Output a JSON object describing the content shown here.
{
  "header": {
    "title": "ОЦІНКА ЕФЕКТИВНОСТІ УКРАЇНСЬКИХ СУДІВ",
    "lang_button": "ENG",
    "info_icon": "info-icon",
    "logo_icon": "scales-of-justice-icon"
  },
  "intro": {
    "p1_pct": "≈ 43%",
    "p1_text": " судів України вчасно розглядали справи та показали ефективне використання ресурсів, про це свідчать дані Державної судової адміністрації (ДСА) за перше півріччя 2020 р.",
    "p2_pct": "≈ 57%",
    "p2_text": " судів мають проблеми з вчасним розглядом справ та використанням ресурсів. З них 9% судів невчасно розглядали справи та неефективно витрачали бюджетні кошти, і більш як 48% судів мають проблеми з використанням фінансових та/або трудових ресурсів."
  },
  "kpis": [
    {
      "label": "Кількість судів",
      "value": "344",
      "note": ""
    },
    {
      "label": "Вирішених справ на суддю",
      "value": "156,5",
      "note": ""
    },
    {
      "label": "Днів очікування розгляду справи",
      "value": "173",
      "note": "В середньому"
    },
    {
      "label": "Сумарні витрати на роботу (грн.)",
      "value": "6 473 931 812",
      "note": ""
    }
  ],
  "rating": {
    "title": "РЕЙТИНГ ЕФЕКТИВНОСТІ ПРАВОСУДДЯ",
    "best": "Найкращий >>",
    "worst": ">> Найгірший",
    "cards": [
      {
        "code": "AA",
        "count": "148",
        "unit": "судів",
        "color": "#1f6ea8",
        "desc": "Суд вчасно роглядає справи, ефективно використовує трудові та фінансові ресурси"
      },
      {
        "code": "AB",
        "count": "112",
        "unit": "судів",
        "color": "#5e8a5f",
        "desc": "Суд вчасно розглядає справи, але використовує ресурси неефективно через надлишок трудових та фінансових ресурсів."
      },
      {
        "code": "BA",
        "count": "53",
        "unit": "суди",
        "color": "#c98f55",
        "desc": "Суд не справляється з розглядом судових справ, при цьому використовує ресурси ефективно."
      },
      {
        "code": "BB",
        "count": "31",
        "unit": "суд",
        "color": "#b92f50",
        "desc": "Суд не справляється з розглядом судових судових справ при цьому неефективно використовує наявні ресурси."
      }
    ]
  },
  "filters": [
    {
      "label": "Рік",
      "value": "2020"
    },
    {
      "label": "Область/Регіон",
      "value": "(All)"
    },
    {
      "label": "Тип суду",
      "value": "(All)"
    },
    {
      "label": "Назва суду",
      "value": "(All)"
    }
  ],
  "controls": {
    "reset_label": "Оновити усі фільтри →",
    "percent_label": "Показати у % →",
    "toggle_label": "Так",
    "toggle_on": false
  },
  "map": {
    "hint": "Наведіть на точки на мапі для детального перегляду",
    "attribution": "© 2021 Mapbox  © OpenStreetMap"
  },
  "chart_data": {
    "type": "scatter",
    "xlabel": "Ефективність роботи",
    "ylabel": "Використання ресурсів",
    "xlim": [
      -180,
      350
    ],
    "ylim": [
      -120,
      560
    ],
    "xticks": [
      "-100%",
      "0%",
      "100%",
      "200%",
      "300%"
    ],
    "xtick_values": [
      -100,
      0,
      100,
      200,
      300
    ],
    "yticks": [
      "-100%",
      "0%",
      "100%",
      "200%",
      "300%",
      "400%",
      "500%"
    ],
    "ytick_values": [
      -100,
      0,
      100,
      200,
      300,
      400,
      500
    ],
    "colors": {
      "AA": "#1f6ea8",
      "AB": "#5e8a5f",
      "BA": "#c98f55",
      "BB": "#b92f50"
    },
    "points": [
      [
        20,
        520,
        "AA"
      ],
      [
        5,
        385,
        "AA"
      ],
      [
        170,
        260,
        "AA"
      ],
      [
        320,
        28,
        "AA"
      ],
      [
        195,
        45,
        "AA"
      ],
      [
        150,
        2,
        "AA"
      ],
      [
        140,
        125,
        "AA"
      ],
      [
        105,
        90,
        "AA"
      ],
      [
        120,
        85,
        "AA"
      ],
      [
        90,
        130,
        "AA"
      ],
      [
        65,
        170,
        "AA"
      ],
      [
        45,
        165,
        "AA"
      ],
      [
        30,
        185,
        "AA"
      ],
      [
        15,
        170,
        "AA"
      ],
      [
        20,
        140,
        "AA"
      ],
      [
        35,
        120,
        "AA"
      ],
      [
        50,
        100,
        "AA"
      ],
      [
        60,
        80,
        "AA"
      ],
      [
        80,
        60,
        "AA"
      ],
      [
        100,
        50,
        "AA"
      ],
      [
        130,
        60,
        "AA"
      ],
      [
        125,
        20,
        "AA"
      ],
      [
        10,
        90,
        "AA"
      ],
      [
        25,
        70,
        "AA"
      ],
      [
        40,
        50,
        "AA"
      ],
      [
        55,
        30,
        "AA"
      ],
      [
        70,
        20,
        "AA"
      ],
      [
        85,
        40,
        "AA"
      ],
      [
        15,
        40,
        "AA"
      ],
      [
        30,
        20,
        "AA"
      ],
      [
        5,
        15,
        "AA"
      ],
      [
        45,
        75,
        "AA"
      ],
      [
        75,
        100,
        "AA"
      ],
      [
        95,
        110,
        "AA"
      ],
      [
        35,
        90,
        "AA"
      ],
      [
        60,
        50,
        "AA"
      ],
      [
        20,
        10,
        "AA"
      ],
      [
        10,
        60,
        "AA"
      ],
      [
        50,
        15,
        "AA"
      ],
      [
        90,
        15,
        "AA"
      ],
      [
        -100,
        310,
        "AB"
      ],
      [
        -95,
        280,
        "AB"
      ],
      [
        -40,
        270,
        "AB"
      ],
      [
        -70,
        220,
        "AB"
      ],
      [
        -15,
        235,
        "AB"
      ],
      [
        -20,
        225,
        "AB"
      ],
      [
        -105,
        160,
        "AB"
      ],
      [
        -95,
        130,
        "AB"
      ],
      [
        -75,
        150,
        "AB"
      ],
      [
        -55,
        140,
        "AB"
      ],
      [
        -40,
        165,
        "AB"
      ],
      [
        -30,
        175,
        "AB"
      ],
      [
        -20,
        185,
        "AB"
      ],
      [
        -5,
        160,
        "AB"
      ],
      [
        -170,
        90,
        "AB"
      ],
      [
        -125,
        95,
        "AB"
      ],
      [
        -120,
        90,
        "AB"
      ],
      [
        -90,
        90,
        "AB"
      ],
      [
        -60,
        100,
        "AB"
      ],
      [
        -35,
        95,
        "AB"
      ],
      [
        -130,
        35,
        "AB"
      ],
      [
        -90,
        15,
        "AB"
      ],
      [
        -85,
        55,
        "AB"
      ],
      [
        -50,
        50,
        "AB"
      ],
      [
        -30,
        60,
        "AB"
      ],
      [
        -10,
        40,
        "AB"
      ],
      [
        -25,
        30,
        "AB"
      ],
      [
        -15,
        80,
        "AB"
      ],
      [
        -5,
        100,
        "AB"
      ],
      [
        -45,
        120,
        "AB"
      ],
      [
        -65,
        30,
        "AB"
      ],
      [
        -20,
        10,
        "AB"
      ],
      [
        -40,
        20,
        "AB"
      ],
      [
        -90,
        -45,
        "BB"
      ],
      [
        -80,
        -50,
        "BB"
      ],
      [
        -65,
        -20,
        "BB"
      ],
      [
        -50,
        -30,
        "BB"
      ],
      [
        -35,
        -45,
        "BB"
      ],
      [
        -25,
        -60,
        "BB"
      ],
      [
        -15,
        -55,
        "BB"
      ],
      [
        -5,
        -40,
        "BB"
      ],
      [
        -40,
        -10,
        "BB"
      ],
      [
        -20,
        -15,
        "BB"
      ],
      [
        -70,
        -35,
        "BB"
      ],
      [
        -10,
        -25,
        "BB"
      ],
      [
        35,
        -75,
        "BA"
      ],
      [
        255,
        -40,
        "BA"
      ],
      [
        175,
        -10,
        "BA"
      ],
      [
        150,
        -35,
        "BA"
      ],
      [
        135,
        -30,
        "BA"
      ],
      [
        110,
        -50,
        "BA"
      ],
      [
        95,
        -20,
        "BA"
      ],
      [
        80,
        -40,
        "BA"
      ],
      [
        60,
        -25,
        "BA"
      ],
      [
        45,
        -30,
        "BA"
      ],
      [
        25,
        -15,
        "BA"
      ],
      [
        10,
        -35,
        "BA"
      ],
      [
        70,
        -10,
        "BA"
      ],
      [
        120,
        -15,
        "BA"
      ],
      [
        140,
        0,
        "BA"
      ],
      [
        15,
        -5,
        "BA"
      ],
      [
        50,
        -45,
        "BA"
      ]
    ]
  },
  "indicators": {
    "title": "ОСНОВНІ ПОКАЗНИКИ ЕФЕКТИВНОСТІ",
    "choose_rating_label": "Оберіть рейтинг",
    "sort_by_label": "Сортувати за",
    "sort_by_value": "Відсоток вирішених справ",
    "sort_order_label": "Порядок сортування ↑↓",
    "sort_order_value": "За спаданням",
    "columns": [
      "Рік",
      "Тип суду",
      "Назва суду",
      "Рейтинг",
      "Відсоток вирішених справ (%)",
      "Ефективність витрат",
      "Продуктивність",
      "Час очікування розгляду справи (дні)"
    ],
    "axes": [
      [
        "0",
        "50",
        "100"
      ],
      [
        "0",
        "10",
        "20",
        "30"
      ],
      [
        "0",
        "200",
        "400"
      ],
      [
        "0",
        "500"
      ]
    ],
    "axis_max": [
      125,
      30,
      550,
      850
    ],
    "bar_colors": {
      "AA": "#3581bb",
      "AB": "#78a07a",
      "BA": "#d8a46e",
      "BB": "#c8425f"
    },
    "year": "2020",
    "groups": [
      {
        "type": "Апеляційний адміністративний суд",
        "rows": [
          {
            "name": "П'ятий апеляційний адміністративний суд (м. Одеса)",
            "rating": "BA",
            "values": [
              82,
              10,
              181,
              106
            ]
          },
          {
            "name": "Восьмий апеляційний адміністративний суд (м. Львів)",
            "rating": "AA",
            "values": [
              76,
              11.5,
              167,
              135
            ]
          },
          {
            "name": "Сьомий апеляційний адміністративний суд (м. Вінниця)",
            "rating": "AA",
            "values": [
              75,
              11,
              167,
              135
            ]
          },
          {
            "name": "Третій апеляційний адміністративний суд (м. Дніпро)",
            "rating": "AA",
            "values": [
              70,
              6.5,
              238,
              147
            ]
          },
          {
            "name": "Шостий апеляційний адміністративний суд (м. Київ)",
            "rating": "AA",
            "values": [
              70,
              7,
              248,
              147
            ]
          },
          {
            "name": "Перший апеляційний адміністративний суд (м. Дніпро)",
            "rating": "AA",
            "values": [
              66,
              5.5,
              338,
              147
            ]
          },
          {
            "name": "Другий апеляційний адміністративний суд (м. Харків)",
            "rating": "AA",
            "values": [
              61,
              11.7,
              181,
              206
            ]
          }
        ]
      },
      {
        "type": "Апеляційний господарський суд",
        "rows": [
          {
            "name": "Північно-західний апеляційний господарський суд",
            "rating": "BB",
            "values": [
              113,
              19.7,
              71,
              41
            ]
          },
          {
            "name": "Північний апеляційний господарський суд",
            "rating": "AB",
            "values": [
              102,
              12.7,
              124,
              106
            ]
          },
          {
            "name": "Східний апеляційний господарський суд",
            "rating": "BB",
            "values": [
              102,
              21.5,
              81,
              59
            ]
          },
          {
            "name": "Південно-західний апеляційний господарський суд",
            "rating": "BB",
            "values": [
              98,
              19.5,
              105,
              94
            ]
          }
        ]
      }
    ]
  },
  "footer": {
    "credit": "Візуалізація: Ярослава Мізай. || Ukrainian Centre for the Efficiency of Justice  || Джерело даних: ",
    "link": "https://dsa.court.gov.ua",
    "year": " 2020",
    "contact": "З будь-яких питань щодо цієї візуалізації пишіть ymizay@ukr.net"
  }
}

**Written request**
Where a line contains "очікування", copy that line.

**Response to this exercise**
      "label": "Днів очікування розгляду справи",
      "Час очікування розгляду справи (дні)"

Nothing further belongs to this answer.